* [Exercises]
[A] How many times does the word "shofar" appear in the Tanach, according to the shofar text?
[B] Retype the part of the shofar text starting with "While an entire" and going on through "on the Web.", keeping every word as it is.

While an entire book can be written about the halacha (laws) surrounding the mitzvah of sounding the shofar, including how and when to blow the shofar, requirements for a kosher shofar, who should blow the shofar and the meaning of the tekiyot, remarkable is how the symbol of the shofar has remained at the forefront of Jewish culture throughout the ages. The shofar is featured in Jewish art, Jewish literature, modern art, posters, postage stamps and more. In fact, today you can even listen to shofar sounds on the Web.

Let’s take a quick journey through time, looking at where and when the shofar has appeared and how it continues to be an influential, heart-stirring instrument and symbol of Jewish heritage to the present day.

Shofar Timeline

  • The word “shofar” appears 72 times in the Tanach (the Jewish Bible), including when the Jewish people received the Ten Commandments at Mt. Sinai
  • The most famous reference to the shofar occurs in the Book of Joshua, where the shofar took center stage in the battle plan to capture Jericho: “Then the Lord said to Joshua… March around the city once with all the armed men. Do this for six days. Have seven priests carry trumpets of rams’ horns in front of the ark. On the seventh day, march around the city seven times, with the priests blowing the trumpets. When you hear them sound a long blast on the trumpets, have all the people give a loud shout; then the wall of the city will collapse and the people will go up, every man straight in” (Joshua 6:2-5).

(Raw records)
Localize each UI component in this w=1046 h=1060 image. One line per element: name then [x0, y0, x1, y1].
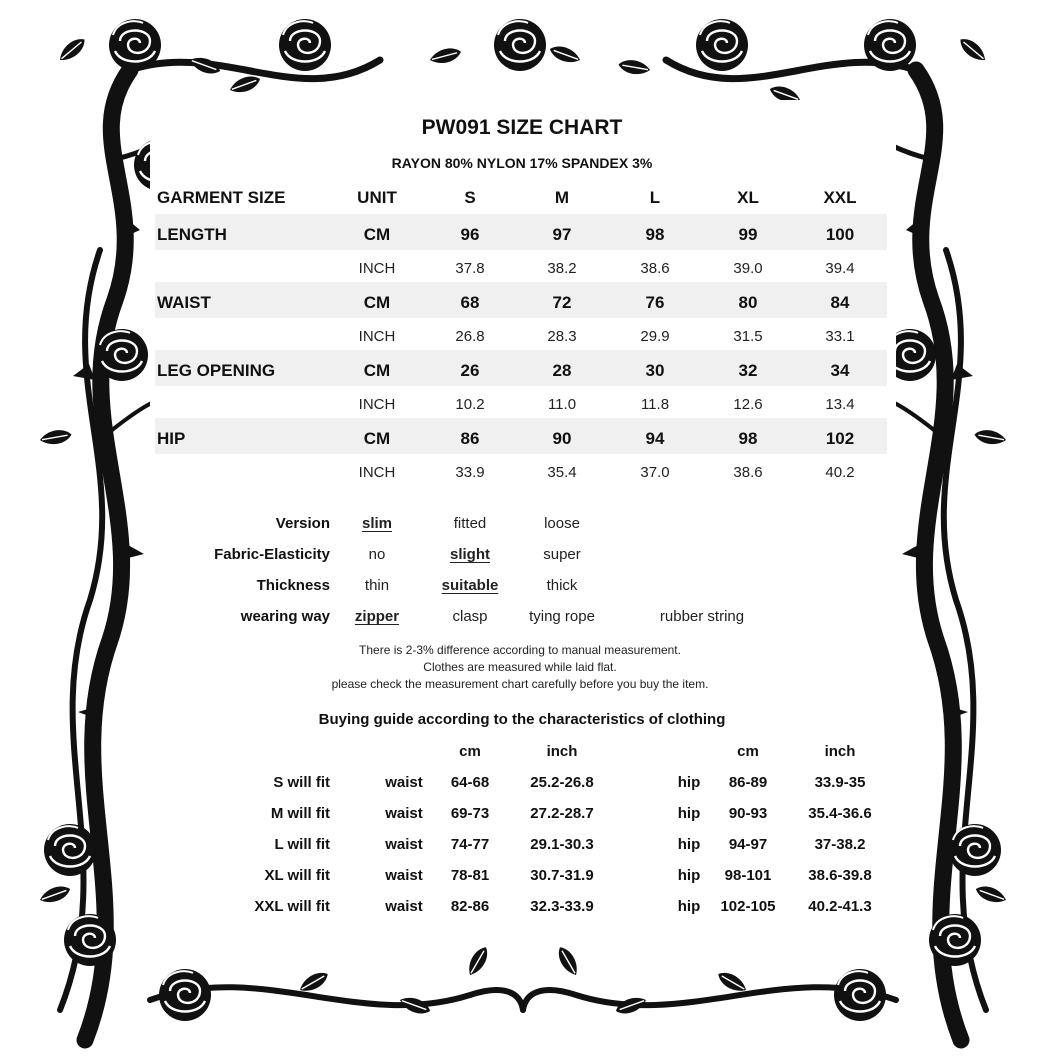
table-cell-inch: 33.9: [455, 464, 485, 481]
cm-row-band: [155, 214, 887, 250]
guide-waist-label: waist: [385, 805, 423, 822]
measurement-name: WAIST: [157, 293, 211, 312]
property-option: thin: [364, 577, 390, 594]
guide-size: L will fit: [274, 836, 330, 853]
unit-cm: CM: [363, 293, 391, 312]
table-cell-cm: 84: [830, 293, 850, 312]
table-cell-inch: 29.9: [640, 328, 670, 345]
table-cell-cm: 94: [645, 429, 665, 448]
table-cell-cm: 34: [830, 361, 850, 380]
guide-col-waist-inch: inch: [546, 743, 578, 760]
property-option: fitted: [453, 515, 487, 532]
unit-cm: CM: [363, 225, 391, 244]
guide-hip-label: hip: [677, 898, 701, 915]
property-label: Version: [275, 515, 330, 532]
property-option: super: [543, 546, 581, 563]
guide-waist-inch: 32.3-33.9: [530, 898, 594, 915]
property-option: clasp: [452, 608, 488, 625]
guide-waist-inch: 29.1-30.3: [530, 836, 594, 853]
property-option-selected: slight: [450, 546, 490, 563]
guide-hip-label: hip: [677, 836, 701, 853]
guide-waist-inch: 30.7-31.9: [530, 867, 594, 884]
guide-waist-cm: 82-86: [450, 898, 490, 915]
guide-hip-cm: 98-101: [724, 867, 772, 884]
table-cell-inch: 39.4: [825, 260, 855, 277]
property-label: Fabric-Elasticity: [214, 546, 330, 563]
guide-hip-inch: 38.6-39.8: [808, 867, 872, 884]
table-cell-cm: 68: [460, 293, 480, 312]
table-cell-cm: 98: [738, 429, 758, 448]
table-cell-cm: 28: [552, 361, 572, 380]
guide-waist-inch: 25.2-26.8: [530, 774, 594, 791]
header-col: M: [554, 188, 570, 207]
guide-waist-cm: 64-68: [450, 774, 490, 791]
guide-waist-label: waist: [385, 867, 423, 884]
table-cell-inch: 33.1: [825, 328, 855, 345]
table-cell-cm: 72: [552, 293, 572, 312]
table-cell-inch: 13.4: [825, 396, 855, 413]
table-cell-inch: 40.2: [825, 464, 855, 481]
guide-col-hip-cm: cm: [737, 743, 759, 760]
property-option: loose: [544, 515, 580, 532]
unit-inch: INCH: [358, 260, 396, 277]
table-cell-inch: 38.6: [640, 260, 670, 277]
measurement-name: HIP: [157, 429, 186, 448]
property-option-selected: suitable: [441, 577, 499, 594]
table-cell-cm: 100: [825, 225, 855, 244]
guide-hip-label: hip: [677, 805, 701, 822]
table-cell-cm: 96: [460, 225, 480, 244]
guide-waist-inch: 27.2-28.7: [530, 805, 594, 822]
measurement-name: LEG OPENING: [157, 361, 276, 380]
table-cell-cm: 99: [738, 225, 758, 244]
header-col: XXL: [823, 188, 857, 207]
table-cell-inch: 38.2: [547, 260, 577, 277]
note-line-1: There is 2-3% difference according to manual measurement.: [359, 643, 681, 657]
header-col: L: [649, 188, 661, 207]
table-cell-inch: 28.3: [547, 328, 577, 345]
property-option: rubber string: [659, 608, 745, 625]
table-cell-cm: 76: [645, 293, 665, 312]
note-line-3: please check the measurement chart carefully before you buy the item.: [331, 677, 709, 691]
table-cell-inch: 10.2: [455, 396, 485, 413]
table-cell-cm: 98: [645, 225, 665, 244]
buying-guide-title: Buying guide according to the characteristics of clothing: [318, 711, 726, 728]
guide-hip-inch: 35.4-36.6: [808, 805, 872, 822]
page-title: PW091 SIZE CHART: [421, 116, 623, 139]
property-option: tying rope: [529, 608, 595, 625]
property-label: Thickness: [256, 577, 330, 594]
guide-hip-inch: 37-38.2: [814, 836, 866, 853]
cm-row-band: [155, 282, 887, 318]
table-cell-inch: 31.5: [733, 328, 763, 345]
table-cell-cm: 80: [738, 293, 758, 312]
fabric-composition: RAYON 80% NYLON 17% SPANDEX 3%: [391, 155, 653, 171]
table-cell-inch: 35.4: [547, 464, 577, 481]
table-cell-cm: 30: [645, 361, 665, 380]
guide-waist-label: waist: [385, 898, 423, 915]
guide-waist-label: waist: [385, 836, 423, 853]
property-option: thick: [546, 577, 578, 594]
table-cell-inch: 38.6: [733, 464, 763, 481]
guide-waist-cm: 69-73: [450, 805, 490, 822]
guide-hip-label: hip: [677, 867, 701, 884]
table-cell-inch: 37.0: [640, 464, 670, 481]
guide-col-waist-cm: cm: [459, 743, 481, 760]
guide-waist-label: waist: [385, 774, 423, 791]
table-cell-cm: 32: [738, 361, 758, 380]
table-cell-inch: 39.0: [733, 260, 763, 277]
header-col: S: [464, 188, 476, 207]
property-option-selected: slim: [361, 515, 393, 532]
unit-cm: CM: [363, 429, 391, 448]
table-cell-cm: 102: [825, 429, 855, 448]
property-option: no: [368, 546, 386, 563]
guide-hip-cm: 94-97: [728, 836, 768, 853]
guide-hip-label: hip: [677, 774, 701, 791]
guide-hip-inch: 33.9-35: [814, 774, 866, 791]
guide-size: M will fit: [270, 805, 330, 822]
unit-cm: CM: [363, 361, 391, 380]
table-cell-inch: 37.8: [455, 260, 485, 277]
guide-size: XL will fit: [264, 867, 330, 884]
cm-row-band: [155, 418, 887, 454]
property-option-selected: zipper: [354, 608, 400, 625]
header-col: XL: [737, 188, 759, 207]
unit-inch: INCH: [358, 396, 396, 413]
table-cell-inch: 26.8: [455, 328, 485, 345]
guide-hip-cm: 90-93: [728, 805, 768, 822]
guide-size: XXL will fit: [254, 898, 330, 915]
table-cell-inch: 11.0: [547, 396, 577, 413]
guide-waist-cm: 78-81: [450, 867, 490, 884]
table-cell-cm: 26: [460, 361, 480, 380]
measurement-name: LENGTH: [157, 225, 227, 244]
guide-size: S will fit: [273, 774, 330, 791]
unit-inch: INCH: [358, 464, 396, 481]
guide-hip-inch: 40.2-41.3: [808, 898, 872, 915]
guide-hip-cm: 102-105: [720, 898, 776, 915]
property-label: wearing way: [240, 608, 330, 625]
guide-hip-cm: 86-89: [728, 774, 768, 791]
table-cell-cm: 90: [552, 429, 572, 448]
table-cell-cm: 86: [460, 429, 480, 448]
header-col: UNIT: [357, 188, 397, 207]
table-cell-cm: 97: [552, 225, 572, 244]
guide-col-hip-inch: inch: [824, 743, 856, 760]
note-line-2: Clothes are measured while laid flat.: [423, 660, 617, 674]
table-cell-inch: 11.8: [640, 396, 670, 413]
unit-inch: INCH: [358, 328, 396, 345]
header-garment-size: GARMENT SIZE: [157, 188, 286, 207]
table-cell-inch: 12.6: [733, 396, 763, 413]
guide-waist-cm: 74-77: [450, 836, 490, 853]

* [Solutions per task]
[A] 72 times.

[B]
While an entire book can be written about the halacha (laws) surrounding the mitzvah of sounding the shofar, including how and when to blow the shofar, requirements for a kosher shofar, who should blow the shofar and the meaning of the tekiyot, remarkable is how the symbol of the shofar has remained at the forefront of Jewish culture throughout the ages. The shofar is featured in Jewish art, Jewish literature, modern art, posters, postage stamps and more. In fact, today you can even listen to shofar sounds on the Web.